Supplied records -
------------
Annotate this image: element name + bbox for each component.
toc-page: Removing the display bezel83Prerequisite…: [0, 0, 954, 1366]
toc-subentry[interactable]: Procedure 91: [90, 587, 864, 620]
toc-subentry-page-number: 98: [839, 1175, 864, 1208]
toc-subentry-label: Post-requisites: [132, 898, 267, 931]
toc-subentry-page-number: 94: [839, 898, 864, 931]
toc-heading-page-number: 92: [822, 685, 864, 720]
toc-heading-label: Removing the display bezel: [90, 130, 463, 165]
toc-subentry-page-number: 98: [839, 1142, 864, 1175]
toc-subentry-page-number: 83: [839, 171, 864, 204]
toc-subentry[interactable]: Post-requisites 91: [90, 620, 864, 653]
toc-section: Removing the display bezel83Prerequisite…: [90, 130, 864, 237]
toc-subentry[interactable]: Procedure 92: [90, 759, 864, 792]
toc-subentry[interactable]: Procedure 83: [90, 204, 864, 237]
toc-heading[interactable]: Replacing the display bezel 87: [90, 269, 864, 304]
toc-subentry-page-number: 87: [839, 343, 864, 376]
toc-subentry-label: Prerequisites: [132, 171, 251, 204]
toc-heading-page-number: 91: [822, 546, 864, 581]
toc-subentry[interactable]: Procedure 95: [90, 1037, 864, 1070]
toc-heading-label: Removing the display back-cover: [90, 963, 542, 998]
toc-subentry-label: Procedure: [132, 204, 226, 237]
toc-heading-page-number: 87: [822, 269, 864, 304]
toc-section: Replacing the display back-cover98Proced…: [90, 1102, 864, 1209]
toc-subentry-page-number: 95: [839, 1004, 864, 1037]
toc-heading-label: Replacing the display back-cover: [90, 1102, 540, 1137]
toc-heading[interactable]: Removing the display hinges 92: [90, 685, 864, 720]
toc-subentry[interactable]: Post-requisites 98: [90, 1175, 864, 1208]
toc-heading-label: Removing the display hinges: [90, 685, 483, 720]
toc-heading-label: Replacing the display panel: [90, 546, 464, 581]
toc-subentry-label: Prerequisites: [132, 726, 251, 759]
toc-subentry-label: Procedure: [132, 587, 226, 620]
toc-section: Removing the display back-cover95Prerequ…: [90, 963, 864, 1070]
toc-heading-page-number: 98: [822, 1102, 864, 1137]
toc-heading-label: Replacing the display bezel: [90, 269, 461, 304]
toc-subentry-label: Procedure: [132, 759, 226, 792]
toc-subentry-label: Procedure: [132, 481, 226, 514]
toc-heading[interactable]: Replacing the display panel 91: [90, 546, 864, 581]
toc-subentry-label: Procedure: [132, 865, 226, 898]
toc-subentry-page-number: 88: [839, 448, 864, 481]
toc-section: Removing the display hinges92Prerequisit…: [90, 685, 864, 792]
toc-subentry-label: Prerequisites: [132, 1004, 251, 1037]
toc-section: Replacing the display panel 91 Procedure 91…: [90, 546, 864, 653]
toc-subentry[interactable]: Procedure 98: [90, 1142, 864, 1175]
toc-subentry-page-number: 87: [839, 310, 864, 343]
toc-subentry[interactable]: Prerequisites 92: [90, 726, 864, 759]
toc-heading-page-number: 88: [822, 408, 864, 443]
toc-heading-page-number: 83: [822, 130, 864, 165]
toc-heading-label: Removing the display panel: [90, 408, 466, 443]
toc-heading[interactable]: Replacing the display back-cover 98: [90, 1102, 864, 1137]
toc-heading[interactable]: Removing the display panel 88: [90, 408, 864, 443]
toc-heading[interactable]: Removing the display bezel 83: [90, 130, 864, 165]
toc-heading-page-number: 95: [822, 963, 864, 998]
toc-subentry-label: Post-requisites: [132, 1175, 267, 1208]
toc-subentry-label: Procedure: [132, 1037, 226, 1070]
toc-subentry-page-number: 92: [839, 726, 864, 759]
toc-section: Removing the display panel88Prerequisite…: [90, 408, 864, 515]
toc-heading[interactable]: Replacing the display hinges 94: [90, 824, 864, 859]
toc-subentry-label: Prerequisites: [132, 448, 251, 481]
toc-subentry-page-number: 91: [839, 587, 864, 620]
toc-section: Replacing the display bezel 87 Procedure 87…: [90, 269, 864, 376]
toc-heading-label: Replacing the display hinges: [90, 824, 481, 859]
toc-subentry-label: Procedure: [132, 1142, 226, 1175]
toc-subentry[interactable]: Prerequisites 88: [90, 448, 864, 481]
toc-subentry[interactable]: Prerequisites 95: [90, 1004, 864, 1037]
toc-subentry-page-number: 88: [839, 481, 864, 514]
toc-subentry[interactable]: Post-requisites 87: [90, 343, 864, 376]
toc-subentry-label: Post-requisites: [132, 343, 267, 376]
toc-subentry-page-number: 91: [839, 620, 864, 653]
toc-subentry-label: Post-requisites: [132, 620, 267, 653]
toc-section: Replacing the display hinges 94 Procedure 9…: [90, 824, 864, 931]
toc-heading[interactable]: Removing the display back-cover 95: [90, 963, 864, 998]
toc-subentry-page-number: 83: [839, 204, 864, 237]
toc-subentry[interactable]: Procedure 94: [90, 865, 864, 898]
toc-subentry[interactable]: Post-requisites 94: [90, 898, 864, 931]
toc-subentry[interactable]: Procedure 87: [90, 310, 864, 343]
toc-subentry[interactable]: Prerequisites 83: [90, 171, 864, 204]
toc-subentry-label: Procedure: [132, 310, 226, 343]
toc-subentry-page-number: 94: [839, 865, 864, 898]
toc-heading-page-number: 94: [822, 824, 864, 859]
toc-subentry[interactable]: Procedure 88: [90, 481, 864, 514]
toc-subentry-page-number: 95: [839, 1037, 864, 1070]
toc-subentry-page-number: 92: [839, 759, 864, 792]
------------
Goal - Copy out the rows word for word from the first one through the line containing "[90, 620, 864, 653]", including both of those lines.

Reply to the task -
Annotate this image: element name + bbox for each component.
toc-page: Removing the display bezel83Prerequisite…: [0, 0, 954, 1366]
toc-subentry[interactable]: Procedure 91: [90, 587, 864, 620]
toc-subentry-page-number: 98: [839, 1175, 864, 1208]
toc-subentry-label: Post-requisites: [132, 898, 267, 931]
toc-subentry-page-number: 94: [839, 898, 864, 931]
toc-heading-page-number: 92: [822, 685, 864, 720]
toc-heading-label: Removing the display bezel: [90, 130, 463, 165]
toc-subentry-page-number: 98: [839, 1142, 864, 1175]
toc-subentry-page-number: 83: [839, 171, 864, 204]
toc-subentry[interactable]: Post-requisites 91: [90, 620, 864, 653]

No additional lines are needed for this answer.